** START RECORD SET **
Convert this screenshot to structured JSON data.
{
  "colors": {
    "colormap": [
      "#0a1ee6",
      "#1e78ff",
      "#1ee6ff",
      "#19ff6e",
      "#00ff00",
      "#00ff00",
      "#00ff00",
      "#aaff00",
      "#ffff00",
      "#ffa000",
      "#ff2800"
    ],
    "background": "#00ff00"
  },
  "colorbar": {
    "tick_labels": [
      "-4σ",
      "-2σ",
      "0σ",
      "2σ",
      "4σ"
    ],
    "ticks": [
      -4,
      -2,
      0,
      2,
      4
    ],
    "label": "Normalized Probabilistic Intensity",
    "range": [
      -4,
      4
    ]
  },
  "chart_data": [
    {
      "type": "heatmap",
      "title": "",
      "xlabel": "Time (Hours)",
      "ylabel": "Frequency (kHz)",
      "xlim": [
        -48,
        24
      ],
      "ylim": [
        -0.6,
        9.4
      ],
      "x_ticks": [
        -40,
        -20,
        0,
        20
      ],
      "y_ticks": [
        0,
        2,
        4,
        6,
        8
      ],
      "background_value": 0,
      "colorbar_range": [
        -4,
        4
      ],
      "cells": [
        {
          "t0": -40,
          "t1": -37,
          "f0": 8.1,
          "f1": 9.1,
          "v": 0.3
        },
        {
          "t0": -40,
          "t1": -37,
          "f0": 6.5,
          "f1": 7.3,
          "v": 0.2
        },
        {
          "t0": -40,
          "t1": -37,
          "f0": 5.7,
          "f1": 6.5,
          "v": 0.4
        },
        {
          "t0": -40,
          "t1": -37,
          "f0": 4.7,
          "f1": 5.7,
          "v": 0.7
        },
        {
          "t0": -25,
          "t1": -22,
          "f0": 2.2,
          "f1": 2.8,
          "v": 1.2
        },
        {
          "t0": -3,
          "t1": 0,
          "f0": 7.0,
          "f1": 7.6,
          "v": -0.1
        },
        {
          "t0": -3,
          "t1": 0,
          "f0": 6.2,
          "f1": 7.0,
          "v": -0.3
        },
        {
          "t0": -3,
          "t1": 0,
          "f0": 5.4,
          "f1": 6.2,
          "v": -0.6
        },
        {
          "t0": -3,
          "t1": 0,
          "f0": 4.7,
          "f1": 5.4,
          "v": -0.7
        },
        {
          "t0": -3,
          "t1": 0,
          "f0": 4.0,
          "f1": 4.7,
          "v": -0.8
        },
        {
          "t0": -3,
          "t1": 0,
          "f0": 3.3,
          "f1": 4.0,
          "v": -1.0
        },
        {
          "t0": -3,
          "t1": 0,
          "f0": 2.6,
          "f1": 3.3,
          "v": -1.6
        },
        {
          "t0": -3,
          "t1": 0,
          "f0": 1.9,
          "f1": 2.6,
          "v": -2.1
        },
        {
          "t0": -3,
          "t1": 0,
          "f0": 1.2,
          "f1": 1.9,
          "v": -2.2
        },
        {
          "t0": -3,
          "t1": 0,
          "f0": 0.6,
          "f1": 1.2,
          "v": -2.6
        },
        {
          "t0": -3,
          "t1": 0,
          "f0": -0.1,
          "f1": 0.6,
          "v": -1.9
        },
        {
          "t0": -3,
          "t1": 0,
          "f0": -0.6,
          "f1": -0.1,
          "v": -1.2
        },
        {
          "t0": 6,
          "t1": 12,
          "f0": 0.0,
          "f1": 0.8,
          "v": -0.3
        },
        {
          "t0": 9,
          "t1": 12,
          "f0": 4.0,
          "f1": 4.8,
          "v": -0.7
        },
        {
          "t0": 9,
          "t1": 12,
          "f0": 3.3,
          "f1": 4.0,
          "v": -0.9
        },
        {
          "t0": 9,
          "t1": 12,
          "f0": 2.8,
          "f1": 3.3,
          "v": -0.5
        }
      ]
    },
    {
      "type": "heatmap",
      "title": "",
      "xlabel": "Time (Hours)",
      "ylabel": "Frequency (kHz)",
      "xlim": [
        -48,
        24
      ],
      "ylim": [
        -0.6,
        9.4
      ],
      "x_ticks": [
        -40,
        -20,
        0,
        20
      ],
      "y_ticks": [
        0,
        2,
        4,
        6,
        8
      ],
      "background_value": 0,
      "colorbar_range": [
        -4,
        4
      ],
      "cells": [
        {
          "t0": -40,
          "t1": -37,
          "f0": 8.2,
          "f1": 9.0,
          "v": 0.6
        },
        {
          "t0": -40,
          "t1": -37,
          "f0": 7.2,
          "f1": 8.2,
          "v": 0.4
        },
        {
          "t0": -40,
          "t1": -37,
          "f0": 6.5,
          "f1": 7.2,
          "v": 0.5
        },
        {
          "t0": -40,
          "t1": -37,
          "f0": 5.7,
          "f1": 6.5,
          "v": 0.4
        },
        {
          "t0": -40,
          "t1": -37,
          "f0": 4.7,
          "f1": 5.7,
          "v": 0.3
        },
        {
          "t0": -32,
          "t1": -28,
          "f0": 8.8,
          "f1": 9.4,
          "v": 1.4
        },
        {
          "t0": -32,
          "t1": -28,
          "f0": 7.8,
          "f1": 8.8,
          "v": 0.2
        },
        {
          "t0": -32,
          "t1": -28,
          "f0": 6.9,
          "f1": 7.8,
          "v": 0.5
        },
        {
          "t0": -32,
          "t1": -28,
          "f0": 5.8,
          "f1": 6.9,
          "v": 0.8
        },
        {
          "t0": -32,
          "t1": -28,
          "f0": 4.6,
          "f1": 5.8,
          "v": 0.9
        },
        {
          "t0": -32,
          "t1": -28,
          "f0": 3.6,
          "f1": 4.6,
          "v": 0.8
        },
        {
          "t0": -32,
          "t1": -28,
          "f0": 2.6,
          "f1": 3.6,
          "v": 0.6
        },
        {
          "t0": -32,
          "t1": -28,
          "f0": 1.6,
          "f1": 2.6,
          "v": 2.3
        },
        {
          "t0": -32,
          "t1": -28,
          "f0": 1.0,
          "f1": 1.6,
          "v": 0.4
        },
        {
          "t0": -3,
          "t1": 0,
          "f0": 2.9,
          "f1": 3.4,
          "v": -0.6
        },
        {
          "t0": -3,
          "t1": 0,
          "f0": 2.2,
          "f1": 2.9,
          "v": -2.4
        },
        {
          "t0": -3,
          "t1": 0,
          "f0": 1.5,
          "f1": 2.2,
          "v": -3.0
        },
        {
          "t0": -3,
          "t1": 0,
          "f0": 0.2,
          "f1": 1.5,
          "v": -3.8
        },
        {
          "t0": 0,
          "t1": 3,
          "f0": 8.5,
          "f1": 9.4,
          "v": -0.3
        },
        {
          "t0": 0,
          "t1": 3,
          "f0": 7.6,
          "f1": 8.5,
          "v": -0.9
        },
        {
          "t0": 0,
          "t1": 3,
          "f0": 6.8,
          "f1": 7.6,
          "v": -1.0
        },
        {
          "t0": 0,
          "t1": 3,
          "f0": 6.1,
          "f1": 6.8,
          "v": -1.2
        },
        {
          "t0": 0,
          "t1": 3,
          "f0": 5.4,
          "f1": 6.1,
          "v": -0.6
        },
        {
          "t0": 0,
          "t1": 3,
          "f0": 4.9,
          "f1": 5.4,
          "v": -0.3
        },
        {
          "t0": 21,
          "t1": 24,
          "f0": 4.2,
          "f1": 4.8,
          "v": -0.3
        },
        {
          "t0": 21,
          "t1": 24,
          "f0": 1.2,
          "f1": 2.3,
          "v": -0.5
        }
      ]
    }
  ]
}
** END RECORD SET **
• [TASK GOAL]: Transcribe every entry exactly, omitting nothing.

• [FULL RESPONSE]:
Convert this screenshot to structured JSON data.
{
  "colors": {
    "colormap": [
      "#0a1ee6",
      "#1e78ff",
      "#1ee6ff",
      "#19ff6e",
      "#00ff00",
      "#00ff00",
      "#00ff00",
      "#aaff00",
      "#ffff00",
      "#ffa000",
      "#ff2800"
    ],
    "background": "#00ff00"
  },
  "colorbar": {
    "tick_labels": [
      "-4σ",
      "-2σ",
      "0σ",
      "2σ",
      "4σ"
    ],
    "ticks": [
      -4,
      -2,
      0,
      2,
      4
    ],
    "label": "Normalized Probabilistic Intensity",
    "range": [
      -4,
      4
    ]
  },
  "chart_data": [
    {
      "type": "heatmap",
      "title": "",
      "xlabel": "Time (Hours)",
      "ylabel": "Frequency (kHz)",
      "xlim": [
        -48,
        24
      ],
      "ylim": [
        -0.6,
        9.4
      ],
      "x_ticks": [
        -40,
        -20,
        0,
        20
      ],
      "y_ticks": [
        0,
        2,
        4,
        6,
        8
      ],
      "background_value": 0,
      "colorbar_range": [
        -4,
        4
      ],
      "cells": [
        {
          "t0": -40,
          "t1": -37,
          "f0": 8.1,
          "f1": 9.1,
          "v": 0.3
        },
        {
          "t0": -40,
          "t1": -37,
          "f0": 6.5,
          "f1": 7.3,
          "v": 0.2
        },
        {
          "t0": -40,
          "t1": -37,
          "f0": 5.7,
          "f1": 6.5,
          "v": 0.4
        },
        {
          "t0": -40,
          "t1": -37,
          "f0": 4.7,
          "f1": 5.7,
          "v": 0.7
        },
        {
          "t0": -25,
          "t1": -22,
          "f0": 2.2,
          "f1": 2.8,
          "v": 1.2
        },
        {
          "t0": -3,
          "t1": 0,
          "f0": 7.0,
          "f1": 7.6,
          "v": -0.1
        },
        {
          "t0": -3,
          "t1": 0,
          "f0": 6.2,
          "f1": 7.0,
          "v": -0.3
        },
        {
          "t0": -3,
          "t1": 0,
          "f0": 5.4,
          "f1": 6.2,
          "v": -0.6
        },
        {
          "t0": -3,
          "t1": 0,
          "f0": 4.7,
          "f1": 5.4,
          "v": -0.7
        },
        {
          "t0": -3,
          "t1": 0,
          "f0": 4.0,
          "f1": 4.7,
          "v": -0.8
        },
        {
          "t0": -3,
          "t1": 0,
          "f0": 3.3,
          "f1": 4.0,
          "v": -1.0
        },
        {
          "t0": -3,
          "t1": 0,
          "f0": 2.6,
          "f1": 3.3,
          "v": -1.6
        },
        {
          "t0": -3,
          "t1": 0,
          "f0": 1.9,
          "f1": 2.6,
          "v": -2.1
        },
        {
          "t0": -3,
          "t1": 0,
          "f0": 1.2,
          "f1": 1.9,
          "v": -2.2
        },
        {
          "t0": -3,
          "t1": 0,
          "f0": 0.6,
          "f1": 1.2,
          "v": -2.6
        },
        {
          "t0": -3,
          "t1": 0,
          "f0": -0.1,
          "f1": 0.6,
          "v": -1.9
        },
        {
          "t0": -3,
          "t1": 0,
          "f0": -0.6,
          "f1": -0.1,
          "v": -1.2
        },
        {
          "t0": 6,
          "t1": 12,
          "f0": 0.0,
          "f1": 0.8,
          "v": -0.3
        },
        {
          "t0": 9,
          "t1": 12,
          "f0": 4.0,
          "f1": 4.8,
          "v": -0.7
        },
        {
          "t0": 9,
          "t1": 12,
          "f0": 3.3,
          "f1": 4.0,
          "v": -0.9
        },
        {
          "t0": 9,
          "t1": 12,
          "f0": 2.8,
          "f1": 3.3,
          "v": -0.5
        }
      ]
    },
    {
      "type": "heatmap",
      "title": "",
      "xlabel": "Time (Hours)",
      "ylabel": "Frequency (kHz)",
      "xlim": [
        -48,
        24
      ],
      "ylim": [
        -0.6,
        9.4
      ],
      "x_ticks": [
        -40,
        -20,
        0,
        20
      ],
      "y_ticks": [
        0,
        2,
        4,
        6,
        8
      ],
      "background_value": 0,
      "colorbar_range": [
        -4,
        4
      ],
      "cells": [
        {
          "t0": -40,
          "t1": -37,
          "f0": 8.2,
          "f1": 9.0,
          "v": 0.6
        },
        {
          "t0": -40,
          "t1": -37,
          "f0": 7.2,
          "f1": 8.2,
          "v": 0.4
        },
        {
          "t0": -40,
          "t1": -37,
          "f0": 6.5,
          "f1": 7.2,
          "v": 0.5
        },
        {
          "t0": -40,
          "t1": -37,
          "f0": 5.7,
          "f1": 6.5,
          "v": 0.4
        },
        {
          "t0": -40,
          "t1": -37,
          "f0": 4.7,
          "f1": 5.7,
          "v": 0.3
        },
        {
          "t0": -32,
          "t1": -28,
          "f0": 8.8,
          "f1": 9.4,
          "v": 1.4
        },
        {
          "t0": -32,
          "t1": -28,
          "f0": 7.8,
          "f1": 8.8,
          "v": 0.2
        },
        {
          "t0": -32,
          "t1": -28,
          "f0": 6.9,
          "f1": 7.8,
          "v": 0.5
        },
        {
          "t0": -32,
          "t1": -28,
          "f0": 5.8,
          "f1": 6.9,
          "v": 0.8
        },
        {
          "t0": -32,
          "t1": -28,
          "f0": 4.6,
          "f1": 5.8,
          "v": 0.9
        },
        {
          "t0": -32,
          "t1": -28,
          "f0": 3.6,
          "f1": 4.6,
          "v": 0.8
        },
        {
          "t0": -32,
          "t1": -28,
          "f0": 2.6,
          "f1": 3.6,
          "v": 0.6
        },
        {
          "t0": -32,
          "t1": -28,
          "f0": 1.6,
          "f1": 2.6,
          "v": 2.3
        },
        {
          "t0": -32,
          "t1": -28,
          "f0": 1.0,
          "f1": 1.6,
          "v": 0.4
        },
        {
          "t0": -3,
          "t1": 0,
          "f0": 2.9,
          "f1": 3.4,
          "v": -0.6
        },
        {
          "t0": -3,
          "t1": 0,
          "f0": 2.2,
          "f1": 2.9,
          "v": -2.4
        },
        {
          "t0": -3,
          "t1": 0,
          "f0": 1.5,
          "f1": 2.2,
          "v": -3.0
        },
        {
          "t0": -3,
          "t1": 0,
          "f0": 0.2,
          "f1": 1.5,
          "v": -3.8
        },
        {
          "t0": 0,
          "t1": 3,
          "f0": 8.5,
          "f1": 9.4,
          "v": -0.3
        },
        {
          "t0": 0,
          "t1": 3,
          "f0": 7.6,
          "f1": 8.5,
          "v": -0.9
        },
        {
          "t0": 0,
          "t1": 3,
          "f0": 6.8,
          "f1": 7.6,
          "v": -1.0
        },
        {
          "t0": 0,
          "t1": 3,
          "f0": 6.1,
          "f1": 6.8,
          "v": -1.2
        },
        {
          "t0": 0,
          "t1": 3,
          "f0": 5.4,
          "f1": 6.1,
          "v": -0.6
        },
        {
          "t0": 0,
          "t1": 3,
          "f0": 4.9,
          "f1": 5.4,
          "v": -0.3
        },
        {
          "t0": 21,
          "t1": 24,
          "f0": 4.2,
          "f1": 4.8,
          "v": -0.3
        },
        {
          "t0": 21,
          "t1": 24,
          "f0": 1.2,
          "f1": 2.3,
          "v": -0.5
        }
      ]
    }
  ]
}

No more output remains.